* **Set exercise**
Each entry below is to be extracted exactly.

Records from a data collection
★ ★ ★ ★ ★
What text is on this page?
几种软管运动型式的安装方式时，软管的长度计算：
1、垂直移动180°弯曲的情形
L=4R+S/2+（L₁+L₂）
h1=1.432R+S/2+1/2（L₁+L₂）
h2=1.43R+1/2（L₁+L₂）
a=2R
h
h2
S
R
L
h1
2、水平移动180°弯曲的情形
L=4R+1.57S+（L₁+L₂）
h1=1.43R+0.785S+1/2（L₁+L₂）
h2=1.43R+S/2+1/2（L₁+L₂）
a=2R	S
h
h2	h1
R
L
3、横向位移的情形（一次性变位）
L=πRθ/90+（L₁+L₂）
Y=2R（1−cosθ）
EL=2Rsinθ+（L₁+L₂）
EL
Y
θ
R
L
★ ★ ★ ★ ★
* **Exercise output**
What text is on this page?
几种软管运动型式的安装方式时，软管的长度计算：
1、垂直移动180°弯曲的情形
L=4R+S/2+（L₁+L₂）
h1=1.432R+S/2+1/2（L₁+L₂）
h2=1.43R+1/2（L₁+L₂）
a=2R
h
h2
S
R
L
h1
2、水平移动180°弯曲的情形
L=4R+1.57S+（L₁+L₂）
h1=1.43R+0.785S+1/2（L₁+L₂）
h2=1.43R+S/2+1/2（L₁+L₂）
a=2R	S
h
h2	h1
R
L
3、横向位移的情形（一次性变位）
L=πRθ/90+（L₁+L₂）
Y=2R（1−cosθ）
EL=2Rsinθ+（L₁+L₂）
EL
Y
θ
R
L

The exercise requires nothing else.